# [The exercise]
Extract every line that contains the word "Price".

......

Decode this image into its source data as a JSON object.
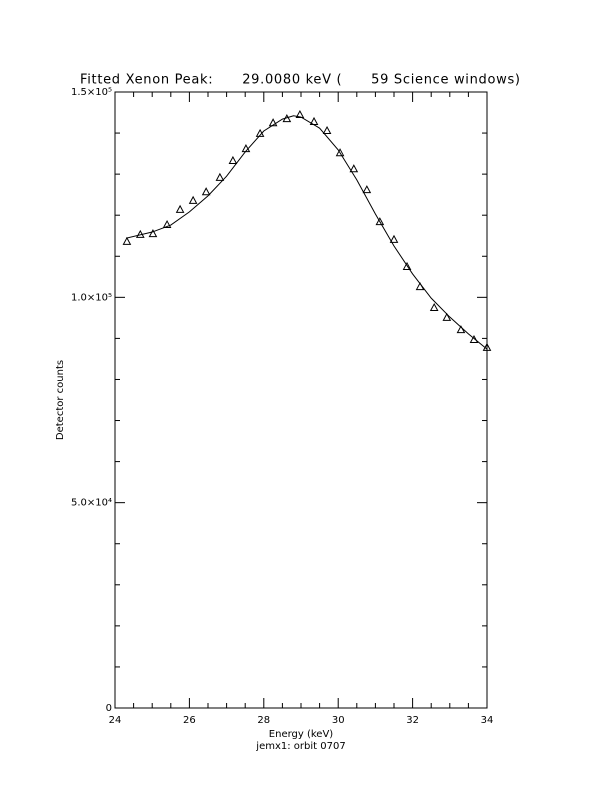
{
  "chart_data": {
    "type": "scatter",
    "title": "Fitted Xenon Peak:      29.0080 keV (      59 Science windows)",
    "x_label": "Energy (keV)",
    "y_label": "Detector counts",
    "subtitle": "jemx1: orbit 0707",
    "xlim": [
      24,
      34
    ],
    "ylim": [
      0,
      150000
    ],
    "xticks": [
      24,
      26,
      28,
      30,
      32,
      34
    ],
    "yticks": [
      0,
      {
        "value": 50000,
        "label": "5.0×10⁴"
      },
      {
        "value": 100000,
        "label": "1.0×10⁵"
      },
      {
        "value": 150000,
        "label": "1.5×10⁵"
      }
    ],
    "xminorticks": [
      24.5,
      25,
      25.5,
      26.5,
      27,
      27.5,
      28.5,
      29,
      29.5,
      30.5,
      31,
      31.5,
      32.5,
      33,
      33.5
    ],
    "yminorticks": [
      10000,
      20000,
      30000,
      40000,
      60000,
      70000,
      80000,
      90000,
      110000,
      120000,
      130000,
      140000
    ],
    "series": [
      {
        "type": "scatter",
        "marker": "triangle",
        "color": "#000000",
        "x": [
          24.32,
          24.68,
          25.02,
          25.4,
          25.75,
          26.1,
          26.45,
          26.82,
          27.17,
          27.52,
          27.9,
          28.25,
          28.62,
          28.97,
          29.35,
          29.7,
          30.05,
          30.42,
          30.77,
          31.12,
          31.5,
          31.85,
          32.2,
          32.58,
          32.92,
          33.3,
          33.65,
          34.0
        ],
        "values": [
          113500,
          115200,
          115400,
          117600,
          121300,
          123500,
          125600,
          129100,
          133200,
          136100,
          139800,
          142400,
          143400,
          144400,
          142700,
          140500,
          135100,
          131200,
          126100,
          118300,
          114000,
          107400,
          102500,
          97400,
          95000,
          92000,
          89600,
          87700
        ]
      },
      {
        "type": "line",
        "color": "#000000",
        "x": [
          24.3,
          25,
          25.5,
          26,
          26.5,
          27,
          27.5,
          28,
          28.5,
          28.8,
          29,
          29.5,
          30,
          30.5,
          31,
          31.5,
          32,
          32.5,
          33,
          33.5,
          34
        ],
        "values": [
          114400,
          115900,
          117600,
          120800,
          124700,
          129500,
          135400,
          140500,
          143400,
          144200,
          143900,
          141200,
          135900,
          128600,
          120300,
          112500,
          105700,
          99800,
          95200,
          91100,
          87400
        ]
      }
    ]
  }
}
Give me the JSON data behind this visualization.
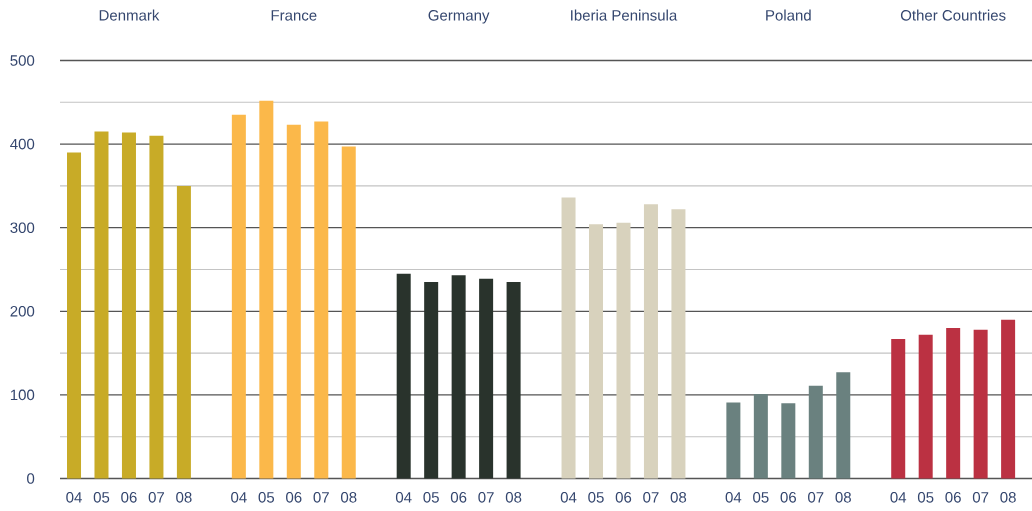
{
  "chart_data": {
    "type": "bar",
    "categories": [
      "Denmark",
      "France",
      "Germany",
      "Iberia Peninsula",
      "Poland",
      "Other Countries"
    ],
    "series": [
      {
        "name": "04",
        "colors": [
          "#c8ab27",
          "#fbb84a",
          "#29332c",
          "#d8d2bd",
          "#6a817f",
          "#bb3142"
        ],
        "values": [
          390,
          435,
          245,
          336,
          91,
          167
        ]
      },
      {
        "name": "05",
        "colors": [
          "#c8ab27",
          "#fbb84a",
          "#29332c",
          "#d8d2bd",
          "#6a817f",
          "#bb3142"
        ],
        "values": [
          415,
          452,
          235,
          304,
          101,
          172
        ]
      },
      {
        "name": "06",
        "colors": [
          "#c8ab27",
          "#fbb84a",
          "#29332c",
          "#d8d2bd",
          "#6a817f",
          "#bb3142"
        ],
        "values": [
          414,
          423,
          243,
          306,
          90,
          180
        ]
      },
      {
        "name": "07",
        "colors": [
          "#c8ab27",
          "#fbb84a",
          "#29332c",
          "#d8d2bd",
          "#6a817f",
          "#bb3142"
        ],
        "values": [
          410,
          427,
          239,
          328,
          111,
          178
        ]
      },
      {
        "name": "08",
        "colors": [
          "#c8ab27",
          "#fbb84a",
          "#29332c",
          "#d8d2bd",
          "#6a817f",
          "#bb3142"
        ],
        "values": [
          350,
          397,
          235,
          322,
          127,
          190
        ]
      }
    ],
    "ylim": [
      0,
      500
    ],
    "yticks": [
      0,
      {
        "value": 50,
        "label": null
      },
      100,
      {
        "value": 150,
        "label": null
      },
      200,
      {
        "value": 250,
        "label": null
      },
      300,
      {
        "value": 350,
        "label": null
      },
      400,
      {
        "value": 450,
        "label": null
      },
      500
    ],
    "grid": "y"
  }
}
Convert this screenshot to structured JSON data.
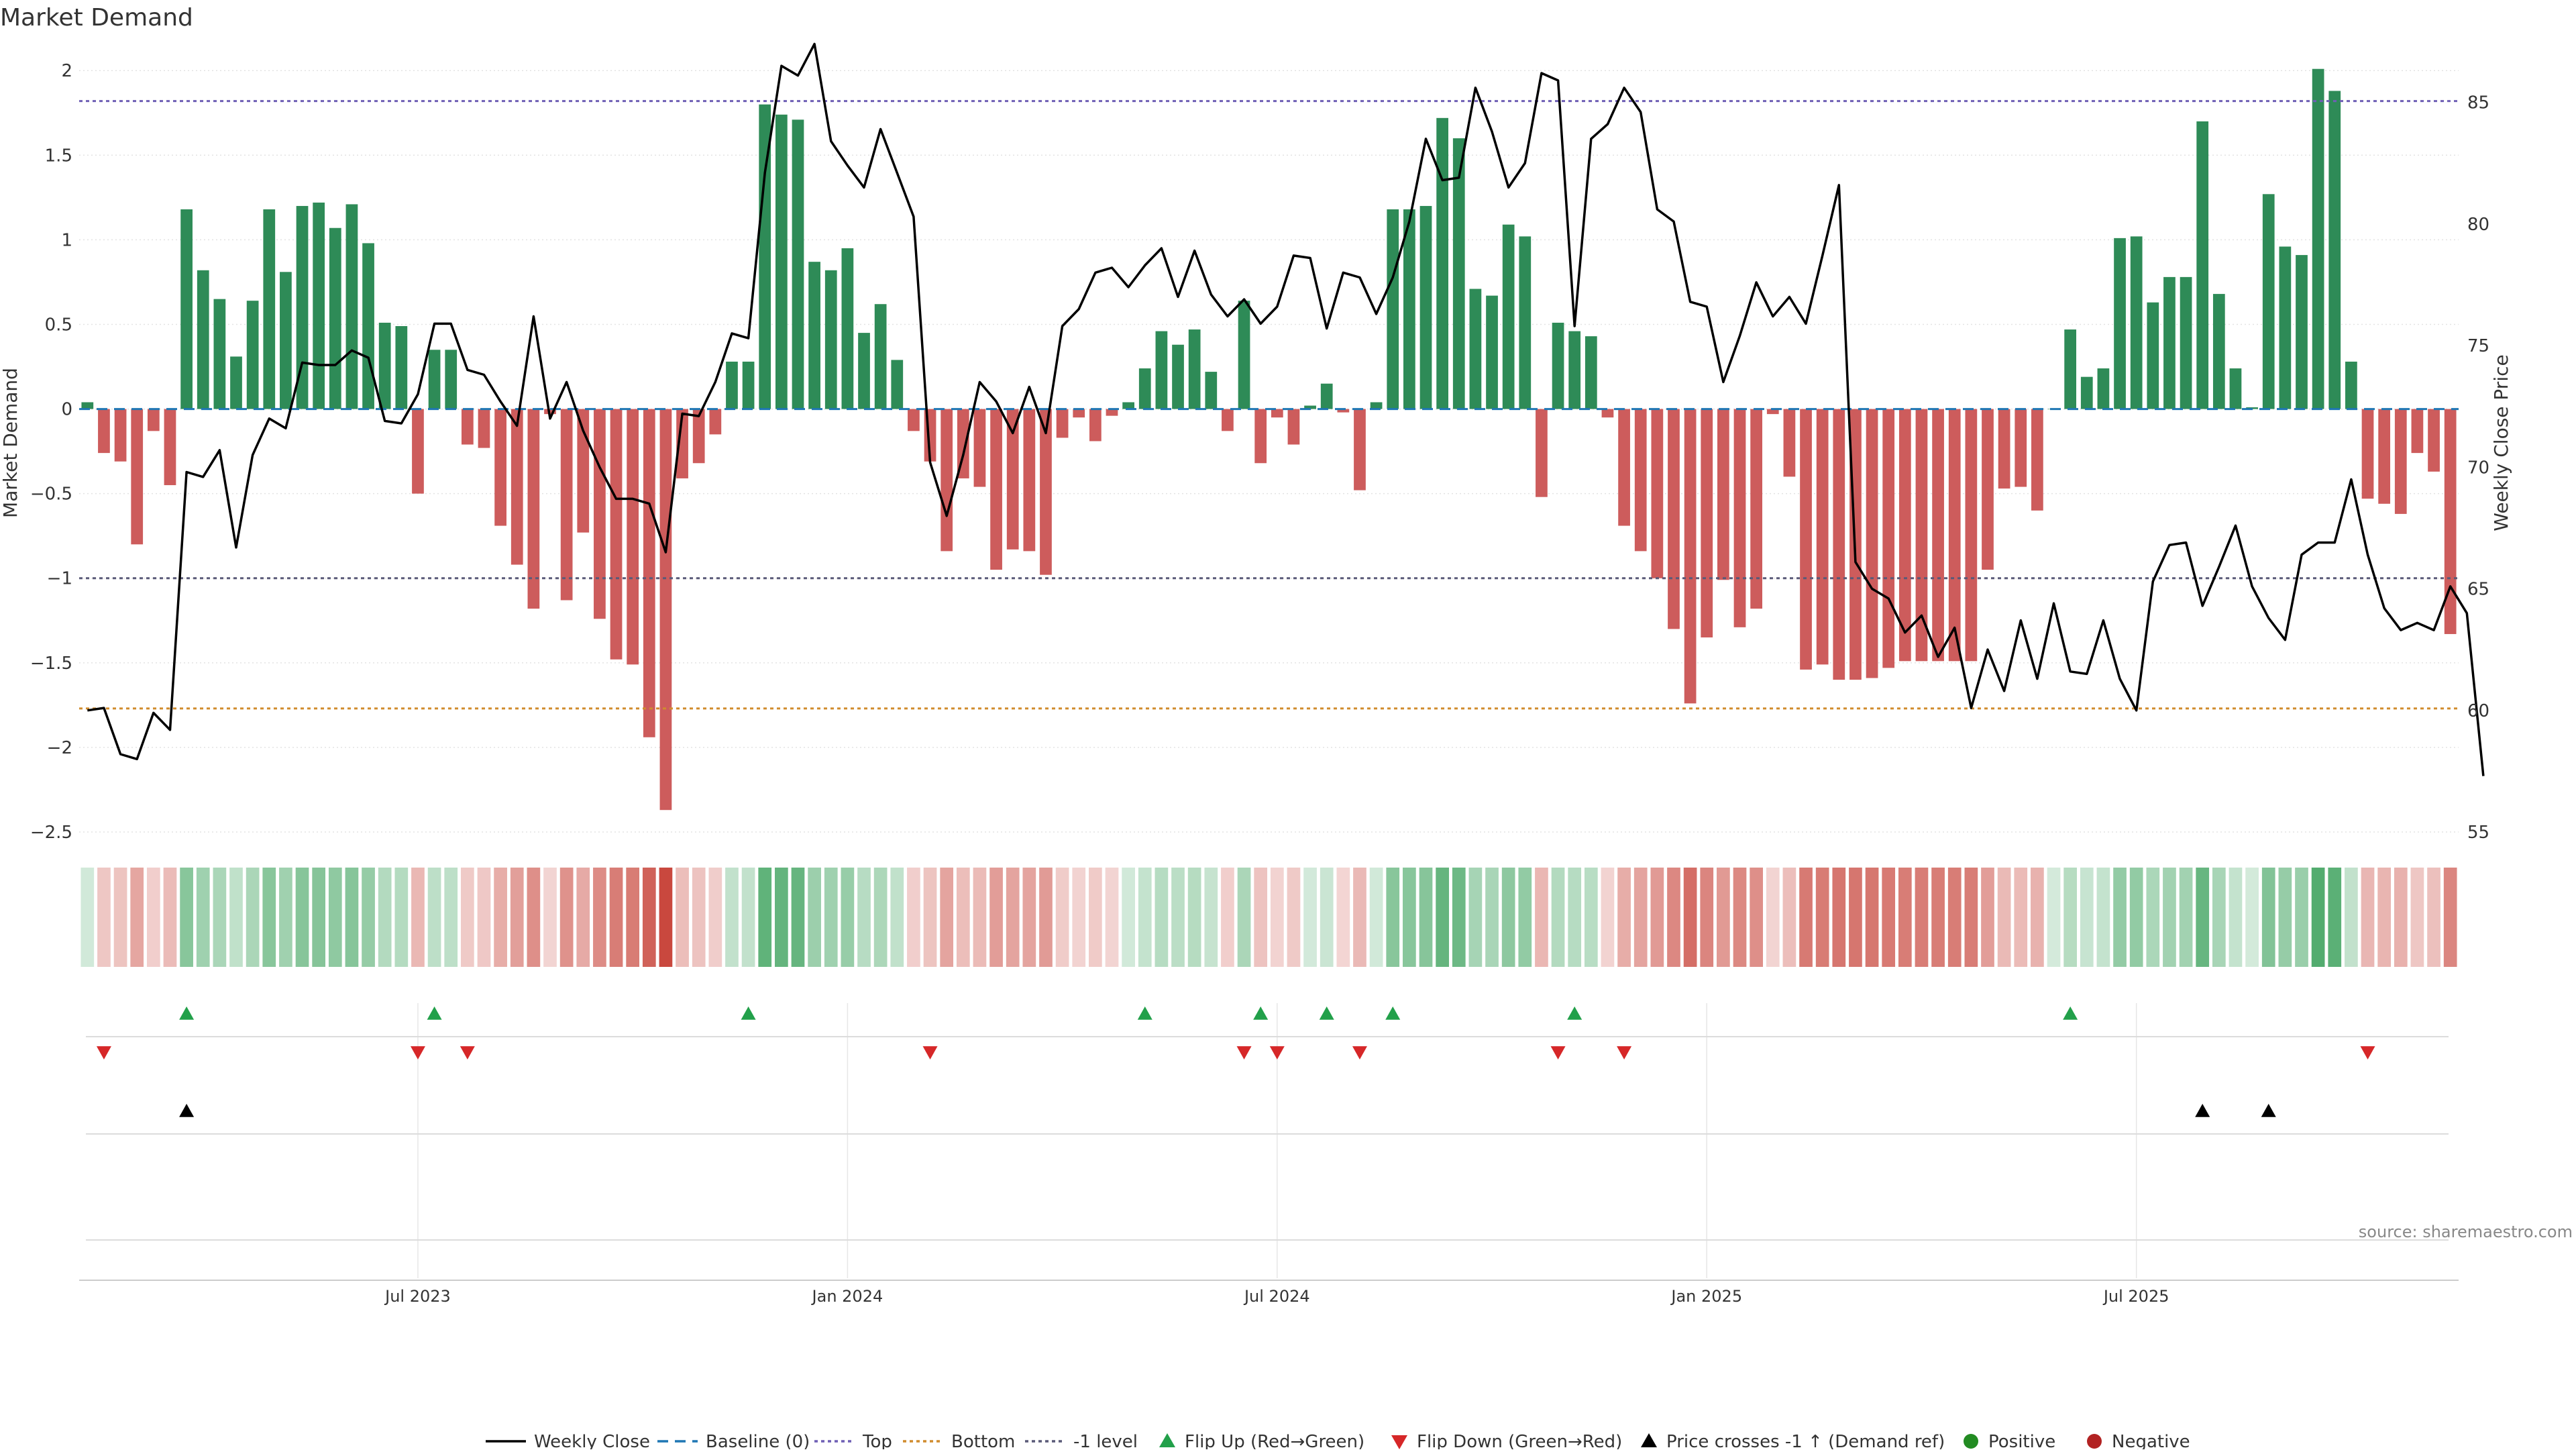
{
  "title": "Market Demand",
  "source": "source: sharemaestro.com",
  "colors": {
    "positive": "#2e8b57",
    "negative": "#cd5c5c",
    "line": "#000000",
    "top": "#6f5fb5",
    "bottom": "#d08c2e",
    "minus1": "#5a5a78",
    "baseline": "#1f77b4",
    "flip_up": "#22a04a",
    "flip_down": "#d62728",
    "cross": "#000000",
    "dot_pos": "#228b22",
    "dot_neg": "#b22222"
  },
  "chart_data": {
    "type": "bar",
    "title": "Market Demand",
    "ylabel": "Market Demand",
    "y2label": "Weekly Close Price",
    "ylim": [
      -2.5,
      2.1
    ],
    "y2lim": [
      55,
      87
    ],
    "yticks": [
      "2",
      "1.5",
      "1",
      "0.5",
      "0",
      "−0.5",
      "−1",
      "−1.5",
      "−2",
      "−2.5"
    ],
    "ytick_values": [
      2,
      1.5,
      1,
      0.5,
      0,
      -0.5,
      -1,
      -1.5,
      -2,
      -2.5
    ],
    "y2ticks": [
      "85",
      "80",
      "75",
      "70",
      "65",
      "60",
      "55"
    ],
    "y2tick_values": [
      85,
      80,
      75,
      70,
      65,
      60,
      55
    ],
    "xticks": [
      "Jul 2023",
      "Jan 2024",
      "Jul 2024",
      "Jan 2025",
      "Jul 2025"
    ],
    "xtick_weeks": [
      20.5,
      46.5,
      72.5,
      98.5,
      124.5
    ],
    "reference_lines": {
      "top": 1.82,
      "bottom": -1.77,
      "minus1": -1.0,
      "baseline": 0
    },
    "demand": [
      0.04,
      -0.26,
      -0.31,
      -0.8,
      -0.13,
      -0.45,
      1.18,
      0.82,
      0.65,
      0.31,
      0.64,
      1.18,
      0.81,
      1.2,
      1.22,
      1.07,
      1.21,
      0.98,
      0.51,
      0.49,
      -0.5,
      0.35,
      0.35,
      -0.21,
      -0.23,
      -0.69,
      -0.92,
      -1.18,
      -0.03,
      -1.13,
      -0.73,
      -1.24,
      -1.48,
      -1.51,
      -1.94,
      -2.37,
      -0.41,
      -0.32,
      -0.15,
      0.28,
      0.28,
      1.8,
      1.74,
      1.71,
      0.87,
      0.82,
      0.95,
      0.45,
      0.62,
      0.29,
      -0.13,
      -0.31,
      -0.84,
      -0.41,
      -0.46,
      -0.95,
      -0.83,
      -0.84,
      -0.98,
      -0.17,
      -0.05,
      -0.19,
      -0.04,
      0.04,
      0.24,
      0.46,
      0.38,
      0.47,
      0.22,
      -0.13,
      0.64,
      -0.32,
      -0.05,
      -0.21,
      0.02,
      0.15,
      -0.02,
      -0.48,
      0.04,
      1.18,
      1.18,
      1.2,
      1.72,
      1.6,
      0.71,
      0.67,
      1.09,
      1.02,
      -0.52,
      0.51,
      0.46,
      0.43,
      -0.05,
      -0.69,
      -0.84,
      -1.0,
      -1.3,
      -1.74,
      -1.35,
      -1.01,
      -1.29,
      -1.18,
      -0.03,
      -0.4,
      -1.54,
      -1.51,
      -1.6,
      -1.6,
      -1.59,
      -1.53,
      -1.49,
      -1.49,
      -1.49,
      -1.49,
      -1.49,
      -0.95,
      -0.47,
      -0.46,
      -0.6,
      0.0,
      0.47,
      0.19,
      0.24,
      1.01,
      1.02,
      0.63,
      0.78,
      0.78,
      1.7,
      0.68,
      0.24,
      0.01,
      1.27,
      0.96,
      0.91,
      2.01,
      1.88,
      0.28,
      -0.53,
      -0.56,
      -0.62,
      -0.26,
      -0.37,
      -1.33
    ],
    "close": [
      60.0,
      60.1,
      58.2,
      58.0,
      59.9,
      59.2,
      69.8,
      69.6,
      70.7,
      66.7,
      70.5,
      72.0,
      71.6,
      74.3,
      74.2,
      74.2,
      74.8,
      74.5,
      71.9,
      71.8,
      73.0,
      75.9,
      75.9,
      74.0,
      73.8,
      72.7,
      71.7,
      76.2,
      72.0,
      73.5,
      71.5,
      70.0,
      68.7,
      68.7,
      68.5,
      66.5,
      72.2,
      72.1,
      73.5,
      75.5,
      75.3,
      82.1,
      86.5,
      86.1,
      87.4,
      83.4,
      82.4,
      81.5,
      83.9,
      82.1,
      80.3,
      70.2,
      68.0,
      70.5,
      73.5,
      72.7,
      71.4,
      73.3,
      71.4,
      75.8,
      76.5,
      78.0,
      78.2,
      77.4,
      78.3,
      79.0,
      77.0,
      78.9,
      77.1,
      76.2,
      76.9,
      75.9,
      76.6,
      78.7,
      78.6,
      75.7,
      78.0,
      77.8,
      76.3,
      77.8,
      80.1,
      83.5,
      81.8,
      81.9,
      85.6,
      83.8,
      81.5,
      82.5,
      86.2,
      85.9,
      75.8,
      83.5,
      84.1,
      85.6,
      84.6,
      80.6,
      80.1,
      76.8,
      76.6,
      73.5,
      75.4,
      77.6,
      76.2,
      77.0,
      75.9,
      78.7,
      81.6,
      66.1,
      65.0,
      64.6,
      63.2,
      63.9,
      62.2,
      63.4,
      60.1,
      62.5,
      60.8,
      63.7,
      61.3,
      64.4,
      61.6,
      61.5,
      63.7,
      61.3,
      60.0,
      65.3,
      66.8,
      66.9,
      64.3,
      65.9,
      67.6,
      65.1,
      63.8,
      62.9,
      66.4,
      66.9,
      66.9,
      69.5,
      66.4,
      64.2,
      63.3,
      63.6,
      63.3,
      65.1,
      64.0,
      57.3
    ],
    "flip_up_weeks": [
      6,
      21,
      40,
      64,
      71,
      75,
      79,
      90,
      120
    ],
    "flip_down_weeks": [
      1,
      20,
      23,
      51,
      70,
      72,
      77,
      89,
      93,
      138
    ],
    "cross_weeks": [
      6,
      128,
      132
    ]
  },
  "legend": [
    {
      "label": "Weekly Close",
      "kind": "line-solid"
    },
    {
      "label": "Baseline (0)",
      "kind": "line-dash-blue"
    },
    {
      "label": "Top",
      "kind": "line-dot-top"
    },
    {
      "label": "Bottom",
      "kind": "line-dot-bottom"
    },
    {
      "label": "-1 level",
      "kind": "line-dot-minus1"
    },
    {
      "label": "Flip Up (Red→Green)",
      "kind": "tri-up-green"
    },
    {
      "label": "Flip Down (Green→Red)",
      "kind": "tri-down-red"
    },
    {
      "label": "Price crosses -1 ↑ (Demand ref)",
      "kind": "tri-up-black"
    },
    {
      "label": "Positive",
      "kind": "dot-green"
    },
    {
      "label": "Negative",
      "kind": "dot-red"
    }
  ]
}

......

# [Written solution]
    "y2label": "Weekly Close Price",
      "label": "Price crosses -1 ↑ (Demand ref)",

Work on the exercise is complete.